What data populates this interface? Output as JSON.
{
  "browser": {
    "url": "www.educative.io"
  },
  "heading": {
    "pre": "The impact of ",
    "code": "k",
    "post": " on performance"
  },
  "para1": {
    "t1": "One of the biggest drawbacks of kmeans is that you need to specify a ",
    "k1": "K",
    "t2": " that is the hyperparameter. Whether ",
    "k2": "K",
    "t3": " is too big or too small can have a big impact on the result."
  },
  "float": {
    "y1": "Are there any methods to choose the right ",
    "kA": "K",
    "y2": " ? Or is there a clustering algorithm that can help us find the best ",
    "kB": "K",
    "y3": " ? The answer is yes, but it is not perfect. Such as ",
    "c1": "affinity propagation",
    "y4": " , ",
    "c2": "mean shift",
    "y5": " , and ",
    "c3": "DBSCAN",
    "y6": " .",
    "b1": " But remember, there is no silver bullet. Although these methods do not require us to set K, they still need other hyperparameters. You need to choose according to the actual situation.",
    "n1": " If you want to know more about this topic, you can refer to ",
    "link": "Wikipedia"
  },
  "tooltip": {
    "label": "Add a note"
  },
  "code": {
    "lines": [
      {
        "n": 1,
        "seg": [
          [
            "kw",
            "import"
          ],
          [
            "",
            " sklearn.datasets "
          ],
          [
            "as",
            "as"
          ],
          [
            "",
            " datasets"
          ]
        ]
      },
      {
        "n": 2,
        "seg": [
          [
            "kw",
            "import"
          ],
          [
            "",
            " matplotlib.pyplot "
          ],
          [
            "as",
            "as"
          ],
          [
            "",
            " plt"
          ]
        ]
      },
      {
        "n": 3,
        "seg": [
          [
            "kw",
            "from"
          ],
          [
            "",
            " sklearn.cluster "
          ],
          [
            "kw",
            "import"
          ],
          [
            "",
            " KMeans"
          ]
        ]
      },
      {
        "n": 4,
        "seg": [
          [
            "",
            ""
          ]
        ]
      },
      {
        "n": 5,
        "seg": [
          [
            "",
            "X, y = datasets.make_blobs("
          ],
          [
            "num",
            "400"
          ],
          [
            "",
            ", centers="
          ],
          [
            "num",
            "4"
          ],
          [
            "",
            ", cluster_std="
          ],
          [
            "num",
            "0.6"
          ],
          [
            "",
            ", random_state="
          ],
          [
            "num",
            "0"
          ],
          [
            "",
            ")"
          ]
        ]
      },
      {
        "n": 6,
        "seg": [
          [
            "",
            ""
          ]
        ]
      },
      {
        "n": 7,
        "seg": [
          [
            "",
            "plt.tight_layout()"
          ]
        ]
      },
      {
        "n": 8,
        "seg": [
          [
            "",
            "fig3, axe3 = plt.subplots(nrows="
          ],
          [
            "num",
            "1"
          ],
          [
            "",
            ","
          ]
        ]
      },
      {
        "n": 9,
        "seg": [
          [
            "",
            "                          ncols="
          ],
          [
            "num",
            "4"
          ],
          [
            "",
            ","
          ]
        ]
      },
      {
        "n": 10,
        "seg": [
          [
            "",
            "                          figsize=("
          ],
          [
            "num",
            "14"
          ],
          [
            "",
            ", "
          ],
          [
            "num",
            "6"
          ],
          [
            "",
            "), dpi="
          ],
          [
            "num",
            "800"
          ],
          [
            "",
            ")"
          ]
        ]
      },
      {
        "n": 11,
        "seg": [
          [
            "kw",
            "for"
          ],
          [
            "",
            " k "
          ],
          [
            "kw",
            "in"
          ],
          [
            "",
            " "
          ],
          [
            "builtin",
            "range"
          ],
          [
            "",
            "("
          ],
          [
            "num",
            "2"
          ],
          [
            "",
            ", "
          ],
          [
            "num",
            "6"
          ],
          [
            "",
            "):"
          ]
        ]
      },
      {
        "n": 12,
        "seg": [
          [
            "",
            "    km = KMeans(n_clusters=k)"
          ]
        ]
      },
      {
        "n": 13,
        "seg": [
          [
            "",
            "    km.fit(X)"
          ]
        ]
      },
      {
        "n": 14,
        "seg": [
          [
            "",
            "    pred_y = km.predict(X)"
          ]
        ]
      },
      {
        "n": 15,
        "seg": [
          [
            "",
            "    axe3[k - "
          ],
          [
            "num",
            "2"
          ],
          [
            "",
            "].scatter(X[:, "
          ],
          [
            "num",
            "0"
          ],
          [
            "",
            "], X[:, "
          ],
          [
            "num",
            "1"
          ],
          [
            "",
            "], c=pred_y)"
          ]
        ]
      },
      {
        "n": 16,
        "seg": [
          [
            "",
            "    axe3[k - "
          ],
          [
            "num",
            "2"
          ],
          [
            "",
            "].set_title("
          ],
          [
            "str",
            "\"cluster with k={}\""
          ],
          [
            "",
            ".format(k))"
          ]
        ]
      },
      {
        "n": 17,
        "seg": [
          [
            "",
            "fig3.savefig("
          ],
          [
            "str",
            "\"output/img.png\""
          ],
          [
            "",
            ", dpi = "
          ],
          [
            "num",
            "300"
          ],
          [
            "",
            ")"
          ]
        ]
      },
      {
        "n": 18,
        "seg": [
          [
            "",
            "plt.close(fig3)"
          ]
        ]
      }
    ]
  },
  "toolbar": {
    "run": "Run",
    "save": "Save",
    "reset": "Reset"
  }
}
+--
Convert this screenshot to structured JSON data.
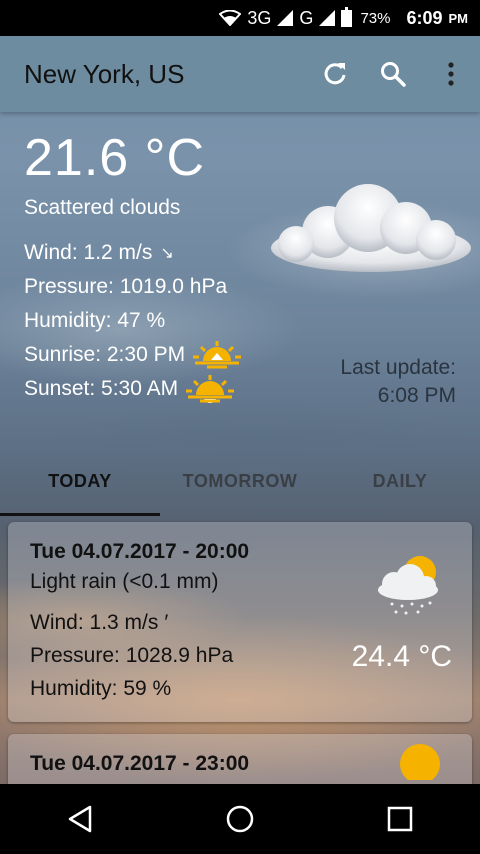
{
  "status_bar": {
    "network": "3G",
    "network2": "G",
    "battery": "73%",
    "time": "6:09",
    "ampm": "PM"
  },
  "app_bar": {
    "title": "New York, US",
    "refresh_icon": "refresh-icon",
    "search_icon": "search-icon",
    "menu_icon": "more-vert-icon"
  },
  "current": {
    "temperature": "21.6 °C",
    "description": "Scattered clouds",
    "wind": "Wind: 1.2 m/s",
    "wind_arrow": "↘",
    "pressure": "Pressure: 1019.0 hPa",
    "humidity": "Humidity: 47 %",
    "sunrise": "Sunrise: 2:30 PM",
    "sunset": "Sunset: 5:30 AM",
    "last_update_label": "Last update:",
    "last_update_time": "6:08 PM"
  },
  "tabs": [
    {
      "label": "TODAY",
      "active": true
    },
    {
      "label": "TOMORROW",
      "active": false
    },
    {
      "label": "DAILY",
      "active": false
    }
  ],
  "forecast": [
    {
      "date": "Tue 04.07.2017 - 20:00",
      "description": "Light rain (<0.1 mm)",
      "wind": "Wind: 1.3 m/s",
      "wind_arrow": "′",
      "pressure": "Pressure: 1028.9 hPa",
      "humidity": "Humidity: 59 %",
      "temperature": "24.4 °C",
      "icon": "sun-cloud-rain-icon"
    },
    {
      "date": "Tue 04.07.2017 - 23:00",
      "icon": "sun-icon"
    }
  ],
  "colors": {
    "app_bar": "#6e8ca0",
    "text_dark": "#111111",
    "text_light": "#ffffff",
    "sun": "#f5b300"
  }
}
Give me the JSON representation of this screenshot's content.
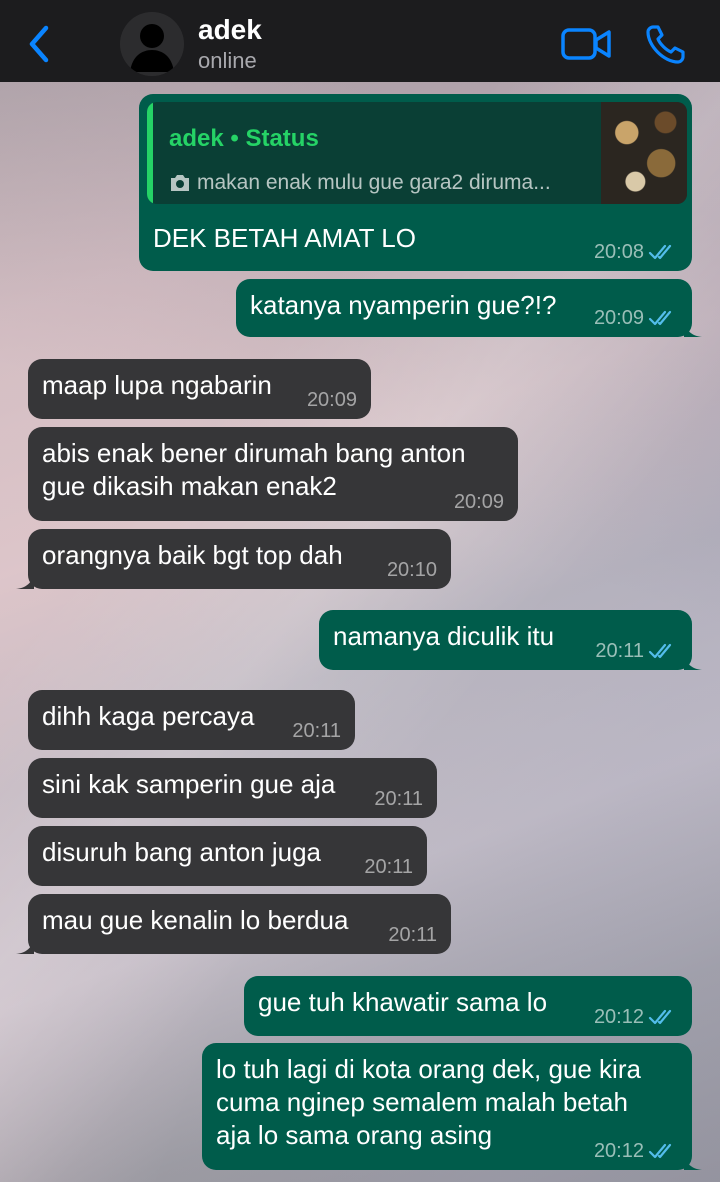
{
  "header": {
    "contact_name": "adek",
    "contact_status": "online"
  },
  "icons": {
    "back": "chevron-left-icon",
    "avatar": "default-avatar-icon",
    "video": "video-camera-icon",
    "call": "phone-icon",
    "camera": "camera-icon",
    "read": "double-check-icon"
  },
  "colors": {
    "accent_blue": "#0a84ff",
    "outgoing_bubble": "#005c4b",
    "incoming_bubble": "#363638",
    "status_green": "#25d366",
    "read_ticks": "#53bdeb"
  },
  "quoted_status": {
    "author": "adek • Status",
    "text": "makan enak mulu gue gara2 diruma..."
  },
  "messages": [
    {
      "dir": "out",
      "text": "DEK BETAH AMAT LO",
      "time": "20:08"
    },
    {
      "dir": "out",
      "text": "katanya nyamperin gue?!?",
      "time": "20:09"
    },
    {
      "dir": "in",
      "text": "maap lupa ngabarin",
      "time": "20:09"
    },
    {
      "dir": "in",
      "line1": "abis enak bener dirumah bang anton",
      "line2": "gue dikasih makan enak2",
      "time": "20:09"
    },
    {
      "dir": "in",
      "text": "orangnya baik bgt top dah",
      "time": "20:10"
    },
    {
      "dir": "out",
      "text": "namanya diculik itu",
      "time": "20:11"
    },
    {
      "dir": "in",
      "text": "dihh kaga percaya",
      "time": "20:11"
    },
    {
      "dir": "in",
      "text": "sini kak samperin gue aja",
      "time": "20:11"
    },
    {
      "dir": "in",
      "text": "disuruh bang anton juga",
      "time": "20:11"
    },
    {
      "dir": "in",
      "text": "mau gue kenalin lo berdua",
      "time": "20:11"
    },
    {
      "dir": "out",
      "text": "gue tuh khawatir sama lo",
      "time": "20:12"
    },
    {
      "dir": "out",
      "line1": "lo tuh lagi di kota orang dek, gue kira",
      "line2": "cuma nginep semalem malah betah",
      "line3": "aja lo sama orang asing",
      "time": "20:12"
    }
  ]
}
+--
▸ Aim
Report only the count of lines that include the string "JSON".

▸ Full answer
3